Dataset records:
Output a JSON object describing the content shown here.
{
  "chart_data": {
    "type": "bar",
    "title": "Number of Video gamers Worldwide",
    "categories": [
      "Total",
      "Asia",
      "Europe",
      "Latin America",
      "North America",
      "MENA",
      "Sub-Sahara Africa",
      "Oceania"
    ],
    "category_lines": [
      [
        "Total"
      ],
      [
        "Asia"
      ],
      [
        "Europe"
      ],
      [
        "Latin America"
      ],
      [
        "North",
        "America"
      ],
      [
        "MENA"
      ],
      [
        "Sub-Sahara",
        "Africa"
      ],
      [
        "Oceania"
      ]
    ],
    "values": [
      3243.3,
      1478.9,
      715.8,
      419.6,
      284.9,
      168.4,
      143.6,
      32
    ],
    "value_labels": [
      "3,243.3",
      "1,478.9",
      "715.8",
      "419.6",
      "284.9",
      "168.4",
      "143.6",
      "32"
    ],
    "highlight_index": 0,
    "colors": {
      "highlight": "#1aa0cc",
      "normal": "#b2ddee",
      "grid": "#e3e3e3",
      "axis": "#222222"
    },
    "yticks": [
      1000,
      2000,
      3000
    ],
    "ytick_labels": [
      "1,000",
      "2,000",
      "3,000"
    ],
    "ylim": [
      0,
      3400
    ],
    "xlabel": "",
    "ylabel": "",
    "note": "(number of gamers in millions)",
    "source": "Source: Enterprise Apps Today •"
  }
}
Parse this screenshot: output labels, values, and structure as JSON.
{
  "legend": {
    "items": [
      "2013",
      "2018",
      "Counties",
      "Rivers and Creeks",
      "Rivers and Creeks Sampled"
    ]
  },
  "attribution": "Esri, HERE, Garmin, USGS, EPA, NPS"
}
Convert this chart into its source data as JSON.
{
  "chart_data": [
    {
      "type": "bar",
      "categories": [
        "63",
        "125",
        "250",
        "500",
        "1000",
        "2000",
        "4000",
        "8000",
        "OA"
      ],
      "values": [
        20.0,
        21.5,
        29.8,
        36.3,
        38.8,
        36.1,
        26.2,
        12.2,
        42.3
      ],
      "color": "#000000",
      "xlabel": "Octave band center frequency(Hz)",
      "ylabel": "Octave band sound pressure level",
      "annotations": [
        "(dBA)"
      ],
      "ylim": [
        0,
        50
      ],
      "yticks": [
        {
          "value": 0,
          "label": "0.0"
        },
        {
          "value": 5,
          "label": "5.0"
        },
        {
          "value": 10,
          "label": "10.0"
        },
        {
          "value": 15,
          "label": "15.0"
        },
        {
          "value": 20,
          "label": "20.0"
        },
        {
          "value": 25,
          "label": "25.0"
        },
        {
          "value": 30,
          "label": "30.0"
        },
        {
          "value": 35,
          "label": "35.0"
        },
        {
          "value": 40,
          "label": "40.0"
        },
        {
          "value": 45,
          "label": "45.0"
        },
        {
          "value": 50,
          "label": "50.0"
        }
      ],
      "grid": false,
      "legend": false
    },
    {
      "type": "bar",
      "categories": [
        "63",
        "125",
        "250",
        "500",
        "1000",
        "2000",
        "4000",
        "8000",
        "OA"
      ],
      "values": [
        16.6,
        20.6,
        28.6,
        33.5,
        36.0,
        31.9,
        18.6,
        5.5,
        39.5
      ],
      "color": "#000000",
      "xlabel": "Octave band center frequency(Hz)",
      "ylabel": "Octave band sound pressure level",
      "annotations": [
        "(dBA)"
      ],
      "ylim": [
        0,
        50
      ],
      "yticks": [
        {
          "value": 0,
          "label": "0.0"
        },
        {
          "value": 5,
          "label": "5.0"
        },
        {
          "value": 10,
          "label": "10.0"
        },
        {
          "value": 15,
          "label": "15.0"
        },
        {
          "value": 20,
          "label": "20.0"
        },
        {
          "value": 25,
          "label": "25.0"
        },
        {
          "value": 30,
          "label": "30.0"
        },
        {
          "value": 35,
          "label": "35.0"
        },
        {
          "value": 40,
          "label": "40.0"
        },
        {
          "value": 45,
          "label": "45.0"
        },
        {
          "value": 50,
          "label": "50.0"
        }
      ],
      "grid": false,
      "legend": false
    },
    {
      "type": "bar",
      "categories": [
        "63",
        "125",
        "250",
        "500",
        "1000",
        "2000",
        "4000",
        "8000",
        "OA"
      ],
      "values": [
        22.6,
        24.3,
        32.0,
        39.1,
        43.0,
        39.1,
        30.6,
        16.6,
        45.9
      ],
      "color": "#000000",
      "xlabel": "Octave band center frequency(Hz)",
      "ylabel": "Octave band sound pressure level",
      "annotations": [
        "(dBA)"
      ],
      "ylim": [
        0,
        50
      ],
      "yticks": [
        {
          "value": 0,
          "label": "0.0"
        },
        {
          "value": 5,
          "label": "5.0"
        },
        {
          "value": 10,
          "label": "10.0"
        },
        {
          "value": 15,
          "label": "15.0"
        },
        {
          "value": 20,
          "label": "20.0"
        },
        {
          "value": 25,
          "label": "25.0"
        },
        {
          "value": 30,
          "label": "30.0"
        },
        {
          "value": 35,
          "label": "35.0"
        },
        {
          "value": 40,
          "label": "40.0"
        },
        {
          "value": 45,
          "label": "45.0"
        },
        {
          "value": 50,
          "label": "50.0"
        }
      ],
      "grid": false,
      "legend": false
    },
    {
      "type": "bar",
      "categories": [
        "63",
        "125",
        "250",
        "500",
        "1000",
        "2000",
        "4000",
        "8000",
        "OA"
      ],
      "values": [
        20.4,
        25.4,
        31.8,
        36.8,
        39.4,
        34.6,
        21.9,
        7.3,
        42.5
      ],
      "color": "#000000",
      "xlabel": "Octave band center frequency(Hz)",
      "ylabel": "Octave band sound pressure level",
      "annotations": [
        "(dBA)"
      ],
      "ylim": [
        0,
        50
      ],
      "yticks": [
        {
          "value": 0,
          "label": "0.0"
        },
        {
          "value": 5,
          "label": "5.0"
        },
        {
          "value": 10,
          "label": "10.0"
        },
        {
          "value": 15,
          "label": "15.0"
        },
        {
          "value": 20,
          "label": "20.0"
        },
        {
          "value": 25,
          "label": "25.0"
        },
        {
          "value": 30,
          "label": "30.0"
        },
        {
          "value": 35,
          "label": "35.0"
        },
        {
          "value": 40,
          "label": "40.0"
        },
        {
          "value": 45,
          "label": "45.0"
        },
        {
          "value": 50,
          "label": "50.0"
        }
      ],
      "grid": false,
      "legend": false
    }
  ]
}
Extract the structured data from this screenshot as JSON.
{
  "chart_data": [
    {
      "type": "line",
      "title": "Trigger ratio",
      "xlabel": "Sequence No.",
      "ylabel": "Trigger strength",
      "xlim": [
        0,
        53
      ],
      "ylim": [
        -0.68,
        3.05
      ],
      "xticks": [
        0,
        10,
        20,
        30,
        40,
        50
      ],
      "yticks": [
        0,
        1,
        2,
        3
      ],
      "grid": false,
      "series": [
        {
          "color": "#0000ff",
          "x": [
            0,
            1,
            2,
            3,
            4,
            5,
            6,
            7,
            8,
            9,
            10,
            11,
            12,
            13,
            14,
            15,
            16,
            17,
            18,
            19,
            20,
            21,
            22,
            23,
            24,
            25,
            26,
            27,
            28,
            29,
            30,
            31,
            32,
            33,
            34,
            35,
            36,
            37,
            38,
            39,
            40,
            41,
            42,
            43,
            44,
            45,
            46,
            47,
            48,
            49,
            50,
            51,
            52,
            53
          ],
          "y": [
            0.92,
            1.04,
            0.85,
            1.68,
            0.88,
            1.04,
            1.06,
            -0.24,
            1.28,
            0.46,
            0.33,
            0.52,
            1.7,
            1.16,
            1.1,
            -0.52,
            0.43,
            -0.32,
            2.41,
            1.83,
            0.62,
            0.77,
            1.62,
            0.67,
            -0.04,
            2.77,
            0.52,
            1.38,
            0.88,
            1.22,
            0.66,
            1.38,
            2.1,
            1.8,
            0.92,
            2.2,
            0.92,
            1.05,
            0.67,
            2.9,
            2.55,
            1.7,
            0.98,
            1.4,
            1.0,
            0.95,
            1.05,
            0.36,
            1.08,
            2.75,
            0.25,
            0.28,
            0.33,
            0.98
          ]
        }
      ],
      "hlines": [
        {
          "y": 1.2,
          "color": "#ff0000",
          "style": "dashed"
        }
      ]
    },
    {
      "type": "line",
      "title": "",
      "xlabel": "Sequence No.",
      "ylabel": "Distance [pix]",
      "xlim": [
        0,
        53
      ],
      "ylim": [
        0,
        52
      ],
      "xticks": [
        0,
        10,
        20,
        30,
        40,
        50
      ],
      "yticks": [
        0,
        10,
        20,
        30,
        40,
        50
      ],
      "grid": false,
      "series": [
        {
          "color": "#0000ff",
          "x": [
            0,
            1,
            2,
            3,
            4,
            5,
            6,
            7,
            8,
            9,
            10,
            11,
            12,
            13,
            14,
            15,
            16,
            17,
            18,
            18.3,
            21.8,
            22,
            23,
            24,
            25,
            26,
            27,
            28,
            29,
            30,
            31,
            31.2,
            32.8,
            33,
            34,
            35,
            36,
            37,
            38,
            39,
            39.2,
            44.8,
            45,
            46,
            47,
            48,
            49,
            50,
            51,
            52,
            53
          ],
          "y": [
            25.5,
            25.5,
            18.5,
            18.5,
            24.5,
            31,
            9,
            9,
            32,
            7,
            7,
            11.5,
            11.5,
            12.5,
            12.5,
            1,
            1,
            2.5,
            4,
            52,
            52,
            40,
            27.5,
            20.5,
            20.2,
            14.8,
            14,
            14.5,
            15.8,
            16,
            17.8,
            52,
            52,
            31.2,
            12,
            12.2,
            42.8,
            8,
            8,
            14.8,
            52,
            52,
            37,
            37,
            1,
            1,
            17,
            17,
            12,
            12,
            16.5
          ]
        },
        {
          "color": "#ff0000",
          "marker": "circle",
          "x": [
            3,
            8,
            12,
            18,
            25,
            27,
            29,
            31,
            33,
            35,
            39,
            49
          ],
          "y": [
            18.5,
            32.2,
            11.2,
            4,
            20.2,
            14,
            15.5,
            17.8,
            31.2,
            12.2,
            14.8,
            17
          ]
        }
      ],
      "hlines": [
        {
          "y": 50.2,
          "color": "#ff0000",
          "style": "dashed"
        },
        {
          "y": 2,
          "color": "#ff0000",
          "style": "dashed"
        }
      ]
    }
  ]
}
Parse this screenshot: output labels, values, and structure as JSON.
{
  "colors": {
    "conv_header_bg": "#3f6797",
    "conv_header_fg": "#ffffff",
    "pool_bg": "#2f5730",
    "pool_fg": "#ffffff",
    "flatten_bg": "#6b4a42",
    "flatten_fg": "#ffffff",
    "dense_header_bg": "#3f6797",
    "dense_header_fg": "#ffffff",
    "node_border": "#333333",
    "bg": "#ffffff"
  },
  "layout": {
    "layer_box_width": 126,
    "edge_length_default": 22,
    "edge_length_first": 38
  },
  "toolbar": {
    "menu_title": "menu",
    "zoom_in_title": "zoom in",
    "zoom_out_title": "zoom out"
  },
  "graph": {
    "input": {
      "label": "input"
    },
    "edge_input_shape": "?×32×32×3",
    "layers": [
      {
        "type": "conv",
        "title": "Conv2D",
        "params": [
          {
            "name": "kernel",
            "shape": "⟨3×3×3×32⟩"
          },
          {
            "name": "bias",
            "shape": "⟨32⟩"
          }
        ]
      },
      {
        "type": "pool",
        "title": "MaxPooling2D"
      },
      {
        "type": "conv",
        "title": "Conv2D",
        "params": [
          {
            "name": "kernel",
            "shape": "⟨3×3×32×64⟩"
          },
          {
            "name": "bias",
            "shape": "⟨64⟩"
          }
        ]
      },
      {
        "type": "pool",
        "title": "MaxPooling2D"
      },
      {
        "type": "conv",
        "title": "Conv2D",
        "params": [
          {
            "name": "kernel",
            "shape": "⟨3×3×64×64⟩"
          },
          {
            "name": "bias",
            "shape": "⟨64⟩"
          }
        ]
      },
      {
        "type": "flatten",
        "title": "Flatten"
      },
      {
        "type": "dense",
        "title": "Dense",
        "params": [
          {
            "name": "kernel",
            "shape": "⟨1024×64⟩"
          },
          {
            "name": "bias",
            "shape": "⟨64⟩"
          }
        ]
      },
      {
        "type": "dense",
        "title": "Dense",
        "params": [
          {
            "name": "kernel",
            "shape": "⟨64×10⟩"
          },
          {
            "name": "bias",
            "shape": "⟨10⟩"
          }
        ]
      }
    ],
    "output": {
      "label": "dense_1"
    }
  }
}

### Work to do
Note how many lines in the material hold the word "America", and give that number with nothing added.

### Solution for this problem
4